DATA FOR THIS EXERCISE »
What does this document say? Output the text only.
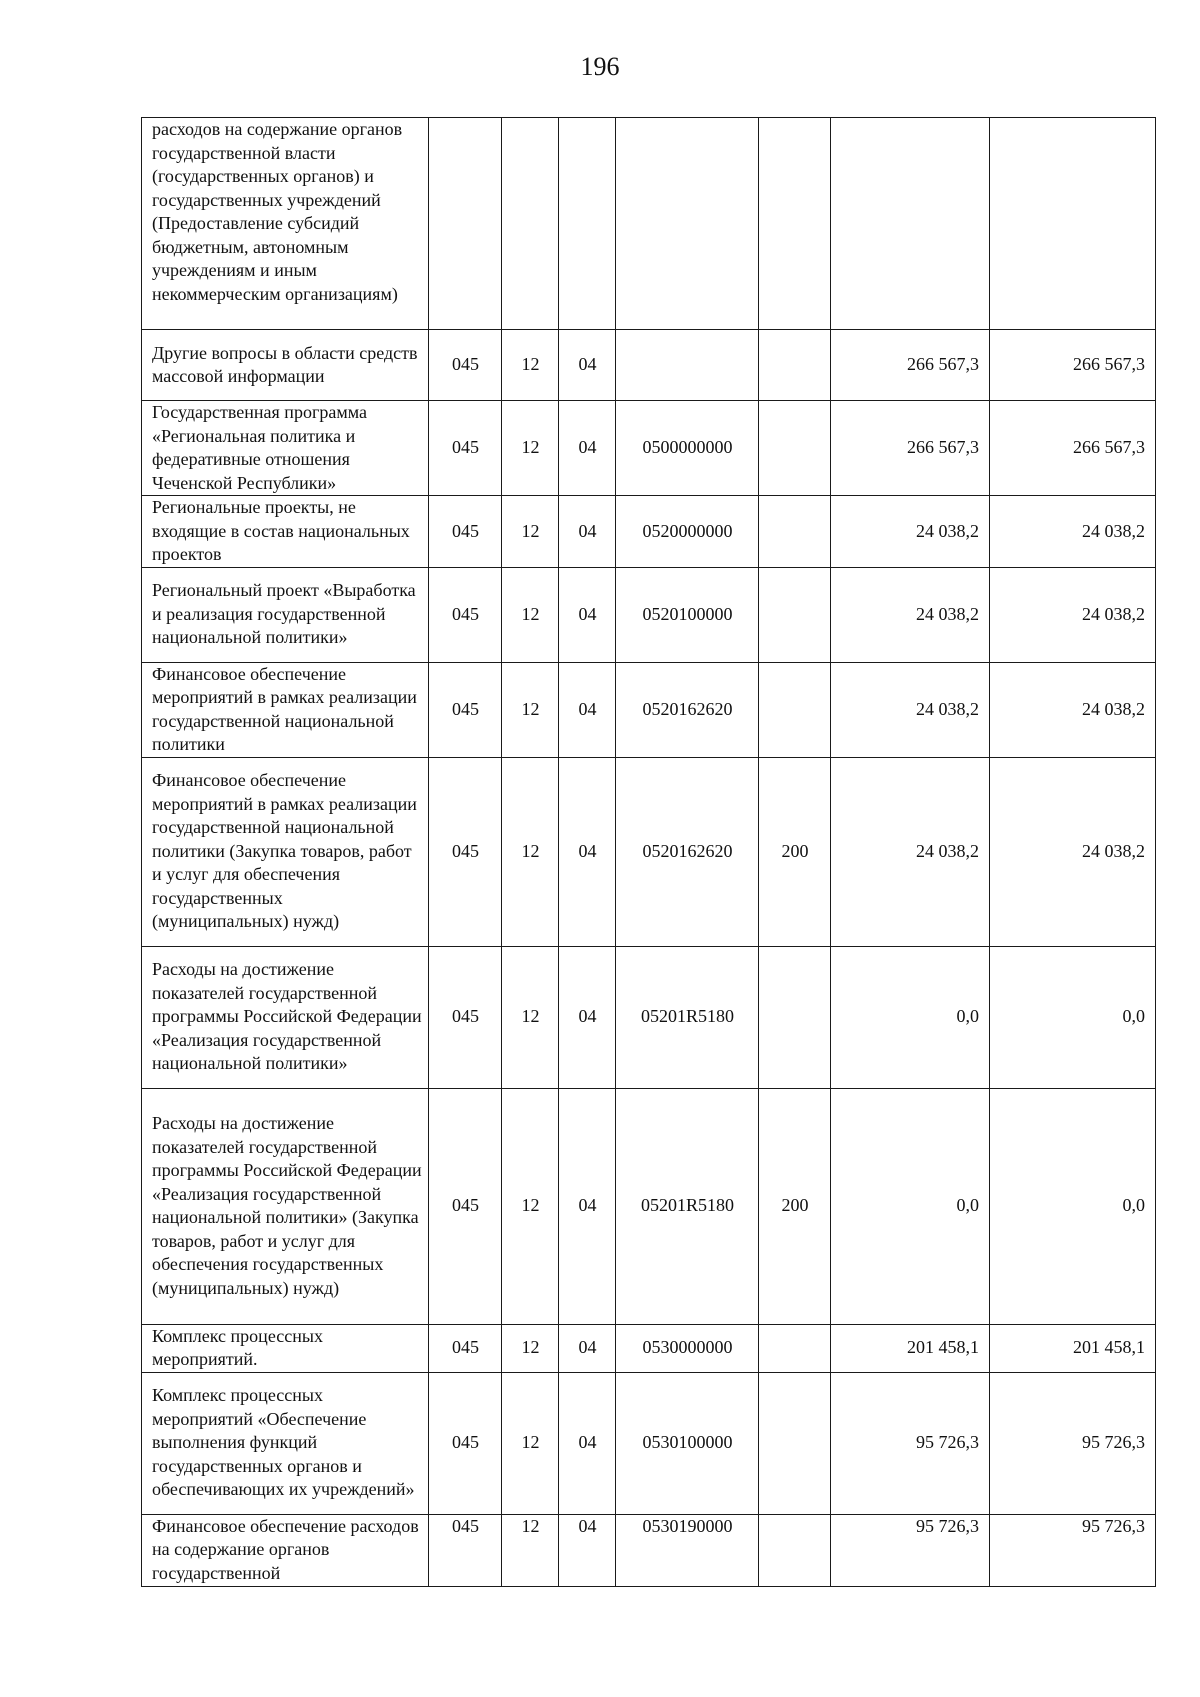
196
расходов на содержание органов государственной власти (государственных органов) и государственных учреждений (Предоставление субсидий бюджетным, автономным учреждениям и иным некоммерческим организациям)							
Другие вопросы в области средств массовой информации	045	12	04			266 567,3	266 567,3
Государственная программа «Региональная политика и федеративные отношения Чеченской Республики»	045	12	04	0500000000		266 567,3	266 567,3
Региональные проекты, не входящие в состав национальных проектов	045	12	04	0520000000		24 038,2	24 038,2
Региональный проект «Выработка и реализация государственной национальной политики»	045	12	04	0520100000		24 038,2	24 038,2
Финансовое обеспечение мероприятий в рамках реализации государственной национальной политики	045	12	04	0520162620		24 038,2	24 038,2
Финансовое обеспечение мероприятий в рамках реализации государственной национальной политики (Закупка товаров, работ и услуг для обеспечения государственных (муниципальных) нужд)	045	12	04	0520162620	200	24 038,2	24 038,2
Расходы на достижение показателей государственной программы Российской Федерации «Реализация государственной национальной политики»	045	12	04	05201R5180		0,0	0,0
Расходы на достижение показателей государственной программы Российской Федерации «Реализация государственной национальной политики» (Закупка товаров, работ и услуг для обеспечения государственных (муниципальных) нужд)	045	12	04	05201R5180	200	0,0	0,0
Комплекс процессных мероприятий.	045	12	04	0530000000		201 458,1	201 458,1
Комплекс процессных мероприятий «Обеспечение выполнения функций государственных органов и обеспечивающих их учреждений»	045	12	04	0530100000		95 726,3	95 726,3
Финансовое обеспечение расходов на содержание органов государственной	045	12	04	0530190000		95 726,3	95 726,3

TO DO »
In your copy of the listing above, reproduce each line exactly and omit all pictures.

ANSWER TO THE TASK »
What does this document say? Output the text only.
196
расходов на содержание органов государственной власти (государственных органов) и государственных учреждений (Предоставление субсидий бюджетным, автономным учреждениям и иным некоммерческим организациям)							
Другие вопросы в области средств массовой информации	045	12	04			266 567,3	266 567,3
Государственная программа «Региональная политика и федеративные отношения Чеченской Республики»	045	12	04	0500000000		266 567,3	266 567,3
Региональные проекты, не входящие в состав национальных проектов	045	12	04	0520000000		24 038,2	24 038,2
Региональный проект «Выработка и реализация государственной национальной политики»	045	12	04	0520100000		24 038,2	24 038,2
Финансовое обеспечение мероприятий в рамках реализации государственной национальной политики	045	12	04	0520162620		24 038,2	24 038,2
Финансовое обеспечение мероприятий в рамках реализации государственной национальной политики (Закупка товаров, работ и услуг для обеспечения государственных (муниципальных) нужд)	045	12	04	0520162620	200	24 038,2	24 038,2
Расходы на достижение показателей государственной программы Российской Федерации «Реализация государственной национальной политики»	045	12	04	05201R5180		0,0	0,0
Расходы на достижение показателей государственной программы Российской Федерации «Реализация государственной национальной политики» (Закупка товаров, работ и услуг для обеспечения государственных (муниципальных) нужд)	045	12	04	05201R5180	200	0,0	0,0
Комплекс процессных мероприятий.	045	12	04	0530000000		201 458,1	201 458,1
Комплекс процессных мероприятий «Обеспечение выполнения функций государственных органов и обеспечивающих их учреждений»	045	12	04	0530100000		95 726,3	95 726,3
Финансовое обеспечение расходов на содержание органов государственной	045	12	04	0530190000		95 726,3	95 726,3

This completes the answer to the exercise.